**Listed entries**:

+ + +

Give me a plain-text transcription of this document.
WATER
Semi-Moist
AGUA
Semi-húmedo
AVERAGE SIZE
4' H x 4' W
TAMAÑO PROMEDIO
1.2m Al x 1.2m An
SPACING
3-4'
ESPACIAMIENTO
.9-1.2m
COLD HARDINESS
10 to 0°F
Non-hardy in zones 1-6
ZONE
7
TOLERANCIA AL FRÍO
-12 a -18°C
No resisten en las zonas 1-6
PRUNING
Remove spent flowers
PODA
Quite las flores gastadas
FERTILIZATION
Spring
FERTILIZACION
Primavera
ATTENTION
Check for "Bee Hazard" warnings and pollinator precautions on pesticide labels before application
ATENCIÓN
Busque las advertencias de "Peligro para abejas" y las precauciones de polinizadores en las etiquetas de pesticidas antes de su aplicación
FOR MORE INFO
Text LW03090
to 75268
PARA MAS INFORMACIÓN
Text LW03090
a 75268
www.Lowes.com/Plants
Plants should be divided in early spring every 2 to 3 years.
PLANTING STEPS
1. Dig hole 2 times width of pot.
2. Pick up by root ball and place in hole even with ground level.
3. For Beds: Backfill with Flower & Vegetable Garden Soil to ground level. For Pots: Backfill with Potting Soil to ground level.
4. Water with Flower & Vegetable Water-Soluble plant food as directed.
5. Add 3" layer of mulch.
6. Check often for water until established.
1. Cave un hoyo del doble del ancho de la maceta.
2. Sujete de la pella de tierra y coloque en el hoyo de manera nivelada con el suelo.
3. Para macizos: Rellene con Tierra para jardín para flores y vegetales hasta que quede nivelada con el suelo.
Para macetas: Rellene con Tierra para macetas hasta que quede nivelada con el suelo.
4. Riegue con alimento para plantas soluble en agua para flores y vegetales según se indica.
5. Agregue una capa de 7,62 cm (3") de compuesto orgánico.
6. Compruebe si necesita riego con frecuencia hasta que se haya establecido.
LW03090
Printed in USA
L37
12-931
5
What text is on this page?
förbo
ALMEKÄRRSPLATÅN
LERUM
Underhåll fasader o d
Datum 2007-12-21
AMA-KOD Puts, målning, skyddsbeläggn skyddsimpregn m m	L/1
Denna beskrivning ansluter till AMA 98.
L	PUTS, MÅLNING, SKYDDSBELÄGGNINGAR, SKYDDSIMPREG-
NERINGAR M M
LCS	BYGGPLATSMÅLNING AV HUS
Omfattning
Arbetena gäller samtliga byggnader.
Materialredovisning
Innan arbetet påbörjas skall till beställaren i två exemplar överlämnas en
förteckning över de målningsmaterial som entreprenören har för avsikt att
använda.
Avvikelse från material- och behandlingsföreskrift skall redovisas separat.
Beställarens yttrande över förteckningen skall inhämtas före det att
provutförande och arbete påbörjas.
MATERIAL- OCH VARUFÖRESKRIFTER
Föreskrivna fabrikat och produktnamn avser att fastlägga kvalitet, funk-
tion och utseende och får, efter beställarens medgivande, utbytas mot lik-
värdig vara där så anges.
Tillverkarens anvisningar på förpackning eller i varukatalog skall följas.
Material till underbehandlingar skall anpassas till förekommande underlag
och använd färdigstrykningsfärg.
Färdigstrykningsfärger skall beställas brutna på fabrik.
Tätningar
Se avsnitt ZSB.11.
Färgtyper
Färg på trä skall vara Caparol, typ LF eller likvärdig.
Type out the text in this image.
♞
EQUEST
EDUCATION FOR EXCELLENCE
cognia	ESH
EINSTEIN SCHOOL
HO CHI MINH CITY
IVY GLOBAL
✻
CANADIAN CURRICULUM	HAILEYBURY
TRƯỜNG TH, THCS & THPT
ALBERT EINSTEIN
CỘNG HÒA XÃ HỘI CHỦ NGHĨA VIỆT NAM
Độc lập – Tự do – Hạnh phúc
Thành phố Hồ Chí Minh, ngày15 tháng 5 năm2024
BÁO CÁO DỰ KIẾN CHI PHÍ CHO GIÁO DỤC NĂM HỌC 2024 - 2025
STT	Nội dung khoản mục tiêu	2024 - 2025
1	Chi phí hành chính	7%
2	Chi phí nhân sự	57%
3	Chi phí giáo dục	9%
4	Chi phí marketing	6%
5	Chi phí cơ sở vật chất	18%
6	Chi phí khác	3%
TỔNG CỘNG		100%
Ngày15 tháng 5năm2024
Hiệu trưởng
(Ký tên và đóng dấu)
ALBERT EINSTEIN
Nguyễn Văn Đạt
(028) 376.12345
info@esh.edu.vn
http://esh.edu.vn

+ + +

**What you need to do**: Make a tally of the lines in this data that include the string "Vegetable", and answer with that tally alone.

**Exercise answer**: 2